• [BRIEF] Every line with the string "části" should be gathered.

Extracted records
+++

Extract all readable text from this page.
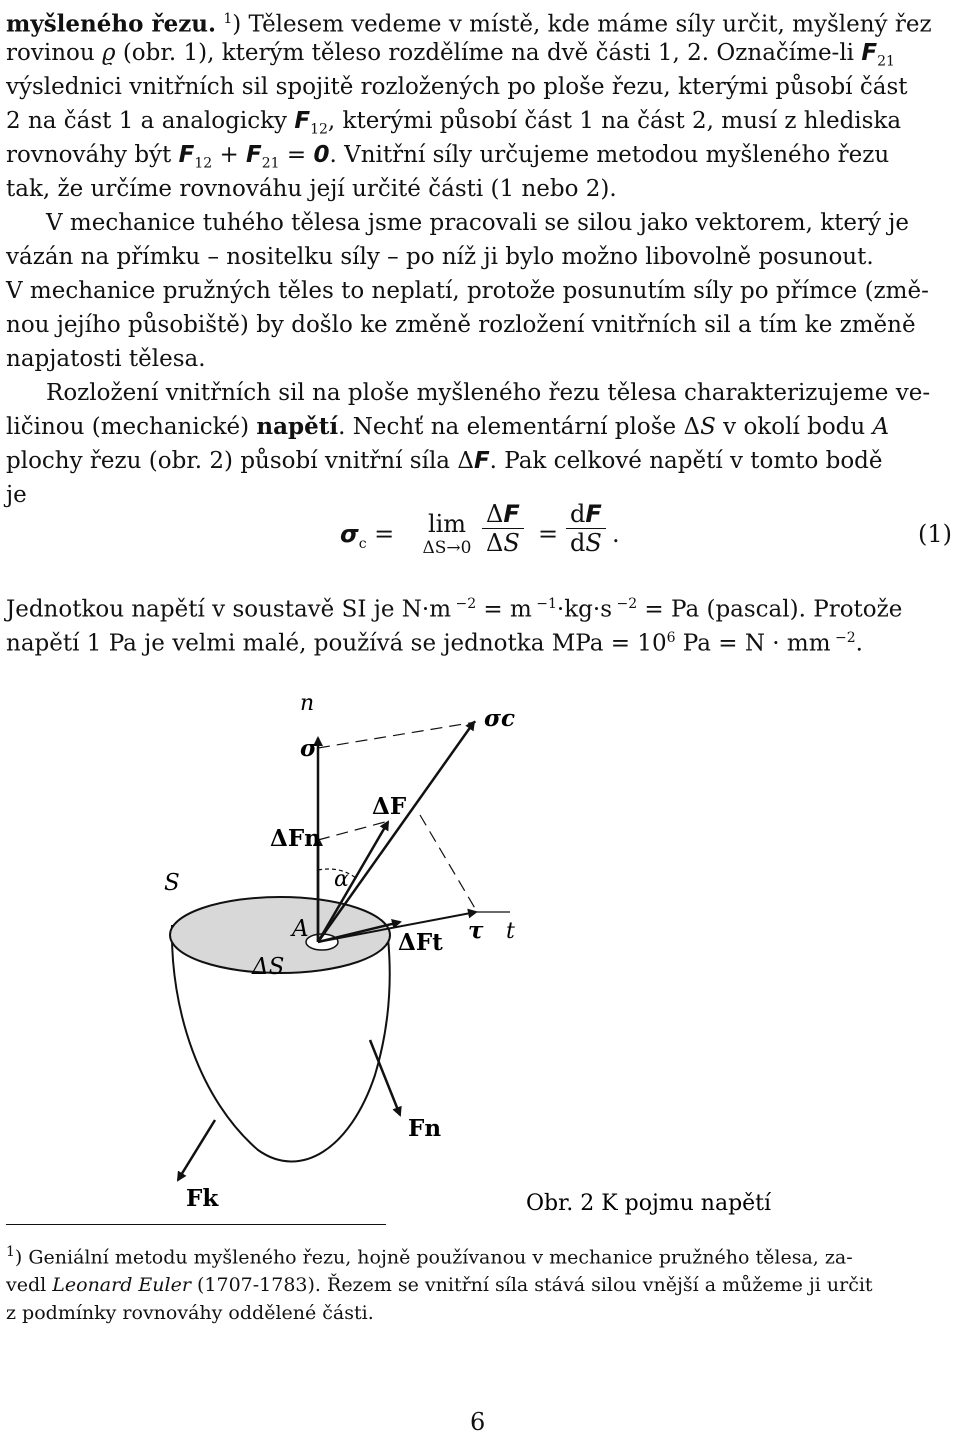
myšleného řezu. $^1$) Tělesem vedeme v místě, kde máme síly určit, myšlený řez
rovinou ϱ (obr. 1), kterým těleso rozdělíme na dvě části 1, 2. Označíme-li $F_{21}$
výslednici vnitřních sil spojitě rozložených po ploše řezu, kterými působí část
2 na část 1 a analogicky $F_{12}$, kterými působí část 1 na část 2, musí z hlediska
rovnováhy být $F_{12} + F_{21} = 0$. Vnitřní síly určujeme metodou myšleného řezu
tak, že určíme rovnováhu její určité části (1 nebo 2).
V mechanice tuhého tělesa jsme pracovali se silou jako vektorem, který je
vázán na přímku – nositelku síly – po níž ji bylo možno libovolně posunout.
V mechanice pružných těles to neplatí, protože posunutím síly po přímce (změ-
nou jejího působiště) by došlo ke změně rozložení vnitřních sil a tím ke změně
napjatosti tělesa.
Rozložení vnitřních sil na ploše myšleného řezu tělesa charakterizujeme ve-
ličinou (mechanické) napětí. Nechť na elementární ploše ΔS v okolí bodu A
plochy řezu (obr. 2) působí vnitřní síla ΔF. Pak celkové napětí v tomto bodě
je
$\sigma_c$ =	lim
$\Delta S\to 0 \frac{\Delta F}{\Delta S} = \frac{dF}{dS}$ .	(1)
Jednotkou napětí v soustavě SI je N·m $^{-2}$ = m $^{-1}$·kg·s $^{-2}$ = Pa (pascal). Protože
napětí 1 Pa je velmi malé, používá se jednotka MPa = $10^6$ Pa = N · mm $^{-2}$.
n
σ
σc
ΔF
ΔFn
S	α
A
ΔS
ΔFt τ t
Fn
Fk	Obr. 2 K pojmu napětí
$^1$) Geniální metodu myšleného řezu, hojně používanou v mechanice pružného tělesa, za-
vedl Leonard Euler (1707-1783). Řezem se vnitřní síla stává silou vnější a můžeme ji určit
z podmínky rovnováhy oddělené části.
6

+++

• [EXERCISE OUTPUT]
rovinou ϱ (obr. 1), kterým těleso rozdělíme na dvě části 1, 2. Označíme-li $F_{21}$
tak, že určíme rovnováhu její určité části (1 nebo 2).
z podmínky rovnováhy oddělené části.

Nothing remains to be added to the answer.